Extracted records
#####
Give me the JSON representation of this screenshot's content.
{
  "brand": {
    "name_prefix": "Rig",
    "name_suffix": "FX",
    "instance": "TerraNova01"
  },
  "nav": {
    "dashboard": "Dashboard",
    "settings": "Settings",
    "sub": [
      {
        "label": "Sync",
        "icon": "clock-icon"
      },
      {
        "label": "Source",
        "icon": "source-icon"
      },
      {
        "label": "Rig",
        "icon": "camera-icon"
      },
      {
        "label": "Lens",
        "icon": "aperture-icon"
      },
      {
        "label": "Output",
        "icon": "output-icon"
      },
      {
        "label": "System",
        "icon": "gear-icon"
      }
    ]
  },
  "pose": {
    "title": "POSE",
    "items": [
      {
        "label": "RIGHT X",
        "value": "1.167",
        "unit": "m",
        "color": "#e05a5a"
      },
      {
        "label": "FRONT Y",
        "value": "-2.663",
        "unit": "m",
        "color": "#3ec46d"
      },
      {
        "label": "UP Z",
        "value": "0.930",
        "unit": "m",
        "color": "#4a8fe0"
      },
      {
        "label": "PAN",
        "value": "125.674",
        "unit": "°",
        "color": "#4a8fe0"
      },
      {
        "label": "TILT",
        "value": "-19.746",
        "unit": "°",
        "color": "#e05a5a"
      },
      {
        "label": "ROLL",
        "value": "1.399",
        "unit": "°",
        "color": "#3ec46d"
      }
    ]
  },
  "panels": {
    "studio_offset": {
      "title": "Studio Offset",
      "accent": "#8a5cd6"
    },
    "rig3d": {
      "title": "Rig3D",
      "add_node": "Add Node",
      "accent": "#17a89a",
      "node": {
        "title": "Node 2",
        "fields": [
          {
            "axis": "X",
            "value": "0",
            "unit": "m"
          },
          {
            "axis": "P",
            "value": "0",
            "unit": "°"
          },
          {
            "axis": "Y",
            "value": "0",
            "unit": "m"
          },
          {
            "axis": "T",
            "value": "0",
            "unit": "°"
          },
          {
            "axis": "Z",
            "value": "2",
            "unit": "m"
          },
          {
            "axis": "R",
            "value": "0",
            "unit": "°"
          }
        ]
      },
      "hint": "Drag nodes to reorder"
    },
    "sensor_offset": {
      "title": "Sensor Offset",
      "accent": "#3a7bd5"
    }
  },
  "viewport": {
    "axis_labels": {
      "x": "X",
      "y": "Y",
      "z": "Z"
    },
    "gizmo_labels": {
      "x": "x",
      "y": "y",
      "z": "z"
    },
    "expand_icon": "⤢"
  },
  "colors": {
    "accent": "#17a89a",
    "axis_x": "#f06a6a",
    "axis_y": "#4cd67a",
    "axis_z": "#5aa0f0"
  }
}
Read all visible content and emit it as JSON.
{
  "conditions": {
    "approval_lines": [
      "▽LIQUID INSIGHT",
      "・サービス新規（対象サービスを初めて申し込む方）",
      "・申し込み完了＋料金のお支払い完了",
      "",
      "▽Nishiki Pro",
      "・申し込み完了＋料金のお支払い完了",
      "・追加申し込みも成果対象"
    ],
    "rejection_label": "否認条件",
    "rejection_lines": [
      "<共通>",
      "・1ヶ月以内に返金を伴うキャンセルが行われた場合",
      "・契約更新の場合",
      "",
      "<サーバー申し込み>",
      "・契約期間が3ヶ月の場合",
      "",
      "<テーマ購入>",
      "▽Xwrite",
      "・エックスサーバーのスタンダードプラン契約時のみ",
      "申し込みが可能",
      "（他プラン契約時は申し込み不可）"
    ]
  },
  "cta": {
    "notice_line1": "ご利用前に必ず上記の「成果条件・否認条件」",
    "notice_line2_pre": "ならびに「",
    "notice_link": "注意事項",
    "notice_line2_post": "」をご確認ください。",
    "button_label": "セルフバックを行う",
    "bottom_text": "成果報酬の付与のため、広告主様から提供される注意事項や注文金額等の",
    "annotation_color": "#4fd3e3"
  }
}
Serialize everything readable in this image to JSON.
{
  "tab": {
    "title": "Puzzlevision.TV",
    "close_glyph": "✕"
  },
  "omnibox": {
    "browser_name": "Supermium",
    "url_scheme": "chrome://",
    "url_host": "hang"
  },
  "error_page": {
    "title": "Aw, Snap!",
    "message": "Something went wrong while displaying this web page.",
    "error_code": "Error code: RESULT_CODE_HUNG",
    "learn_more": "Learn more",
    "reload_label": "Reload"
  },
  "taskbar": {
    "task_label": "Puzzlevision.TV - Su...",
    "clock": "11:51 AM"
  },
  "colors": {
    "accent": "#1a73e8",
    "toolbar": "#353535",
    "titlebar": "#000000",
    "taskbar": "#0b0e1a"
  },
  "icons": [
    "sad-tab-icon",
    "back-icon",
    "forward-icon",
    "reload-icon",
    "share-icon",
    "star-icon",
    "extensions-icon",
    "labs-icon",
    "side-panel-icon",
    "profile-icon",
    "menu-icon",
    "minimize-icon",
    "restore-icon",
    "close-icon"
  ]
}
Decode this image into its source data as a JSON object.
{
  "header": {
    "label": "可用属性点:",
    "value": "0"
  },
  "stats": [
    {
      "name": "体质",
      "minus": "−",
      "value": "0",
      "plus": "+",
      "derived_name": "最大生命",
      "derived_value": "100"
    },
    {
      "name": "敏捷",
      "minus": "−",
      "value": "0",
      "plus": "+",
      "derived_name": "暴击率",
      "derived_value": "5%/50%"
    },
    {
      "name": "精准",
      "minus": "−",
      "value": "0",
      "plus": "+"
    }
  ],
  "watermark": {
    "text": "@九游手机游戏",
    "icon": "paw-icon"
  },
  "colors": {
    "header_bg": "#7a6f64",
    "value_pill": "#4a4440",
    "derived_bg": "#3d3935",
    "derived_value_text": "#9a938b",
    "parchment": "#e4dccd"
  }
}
#####
### [Aim of the task]
Would you reproduce all the entries exactly?

### [Task answer]
Give me the JSON representation of this screenshot's content.
{
  "brand": {
    "name_prefix": "Rig",
    "name_suffix": "FX",
    "instance": "TerraNova01"
  },
  "nav": {
    "dashboard": "Dashboard",
    "settings": "Settings",
    "sub": [
      {
        "label": "Sync",
        "icon": "clock-icon"
      },
      {
        "label": "Source",
        "icon": "source-icon"
      },
      {
        "label": "Rig",
        "icon": "camera-icon"
      },
      {
        "label": "Lens",
        "icon": "aperture-icon"
      },
      {
        "label": "Output",
        "icon": "output-icon"
      },
      {
        "label": "System",
        "icon": "gear-icon"
      }
    ]
  },
  "pose": {
    "title": "POSE",
    "items": [
      {
        "label": "RIGHT X",
        "value": "1.167",
        "unit": "m",
        "color": "#e05a5a"
      },
      {
        "label": "FRONT Y",
        "value": "-2.663",
        "unit": "m",
        "color": "#3ec46d"
      },
      {
        "label": "UP Z",
        "value": "0.930",
        "unit": "m",
        "color": "#4a8fe0"
      },
      {
        "label": "PAN",
        "value": "125.674",
        "unit": "°",
        "color": "#4a8fe0"
      },
      {
        "label": "TILT",
        "value": "-19.746",
        "unit": "°",
        "color": "#e05a5a"
      },
      {
        "label": "ROLL",
        "value": "1.399",
        "unit": "°",
        "color": "#3ec46d"
      }
    ]
  },
  "panels": {
    "studio_offset": {
      "title": "Studio Offset",
      "accent": "#8a5cd6"
    },
    "rig3d": {
      "title": "Rig3D",
      "add_node": "Add Node",
      "accent": "#17a89a",
      "node": {
        "title": "Node 2",
        "fields": [
          {
            "axis": "X",
            "value": "0",
            "unit": "m"
          },
          {
            "axis": "P",
            "value": "0",
            "unit": "°"
          },
          {
            "axis": "Y",
            "value": "0",
            "unit": "m"
          },
          {
            "axis": "T",
            "value": "0",
            "unit": "°"
          },
          {
            "axis": "Z",
            "value": "2",
            "unit": "m"
          },
          {
            "axis": "R",
            "value": "0",
            "unit": "°"
          }
        ]
      },
      "hint": "Drag nodes to reorder"
    },
    "sensor_offset": {
      "title": "Sensor Offset",
      "accent": "#3a7bd5"
    }
  },
  "viewport": {
    "axis_labels": {
      "x": "X",
      "y": "Y",
      "z": "Z"
    },
    "gizmo_labels": {
      "x": "x",
      "y": "y",
      "z": "z"
    },
    "expand_icon": "⤢"
  },
  "colors": {
    "accent": "#17a89a",
    "axis_x": "#f06a6a",
    "axis_y": "#4cd67a",
    "axis_z": "#5aa0f0"
  }
}
Read all visible content and emit it as JSON.
{
  "conditions": {
    "approval_lines": [
      "▽LIQUID INSIGHT",
      "・サービス新規（対象サービスを初めて申し込む方）",
      "・申し込み完了＋料金のお支払い完了",
      "",
      "▽Nishiki Pro",
      "・申し込み完了＋料金のお支払い完了",
      "・追加申し込みも成果対象"
    ],
    "rejection_label": "否認条件",
    "rejection_lines": [
      "<共通>",
      "・1ヶ月以内に返金を伴うキャンセルが行われた場合",
      "・契約更新の場合",
      "",
      "<サーバー申し込み>",
      "・契約期間が3ヶ月の場合",
      "",
      "<テーマ購入>",
      "▽Xwrite",
      "・エックスサーバーのスタンダードプラン契約時のみ",
      "申し込みが可能",
      "（他プラン契約時は申し込み不可）"
    ]
  },
  "cta": {
    "notice_line1": "ご利用前に必ず上記の「成果条件・否認条件」",
    "notice_line2_pre": "ならびに「",
    "notice_link": "注意事項",
    "notice_line2_post": "」をご確認ください。",
    "button_label": "セルフバックを行う",
    "bottom_text": "成果報酬の付与のため、広告主様から提供される注意事項や注文金額等の",
    "annotation_color": "#4fd3e3"
  }
}
Serialize everything readable in this image to JSON.
{
  "tab": {
    "title": "Puzzlevision.TV",
    "close_glyph": "✕"
  },
  "omnibox": {
    "browser_name": "Supermium",
    "url_scheme": "chrome://",
    "url_host": "hang"
  },
  "error_page": {
    "title": "Aw, Snap!",
    "message": "Something went wrong while displaying this web page.",
    "error_code": "Error code: RESULT_CODE_HUNG",
    "learn_more": "Learn more",
    "reload_label": "Reload"
  },
  "taskbar": {
    "task_label": "Puzzlevision.TV - Su...",
    "clock": "11:51 AM"
  },
  "colors": {
    "accent": "#1a73e8",
    "toolbar": "#353535",
    "titlebar": "#000000",
    "taskbar": "#0b0e1a"
  },
  "icons": [
    "sad-tab-icon",
    "back-icon",
    "forward-icon",
    "reload-icon",
    "share-icon",
    "star-icon",
    "extensions-icon",
    "labs-icon",
    "side-panel-icon",
    "profile-icon",
    "menu-icon",
    "minimize-icon",
    "restore-icon",
    "close-icon"
  ]
}
Decode this image into its source data as a JSON object.
{
  "header": {
    "label": "可用属性点:",
    "value": "0"
  },
  "stats": [
    {
      "name": "体质",
      "minus": "−",
      "value": "0",
      "plus": "+",
      "derived_name": "最大生命",
      "derived_value": "100"
    },
    {
      "name": "敏捷",
      "minus": "−",
      "value": "0",
      "plus": "+",
      "derived_name": "暴击率",
      "derived_value": "5%/50%"
    },
    {
      "name": "精准",
      "minus": "−",
      "value": "0",
      "plus": "+"
    }
  ],
  "watermark": {
    "text": "@九游手机游戏",
    "icon": "paw-icon"
  },
  "colors": {
    "header_bg": "#7a6f64",
    "value_pill": "#4a4440",
    "derived_bg": "#3d3935",
    "derived_value_text": "#9a938b",
    "parchment": "#e4dccd"
  }
}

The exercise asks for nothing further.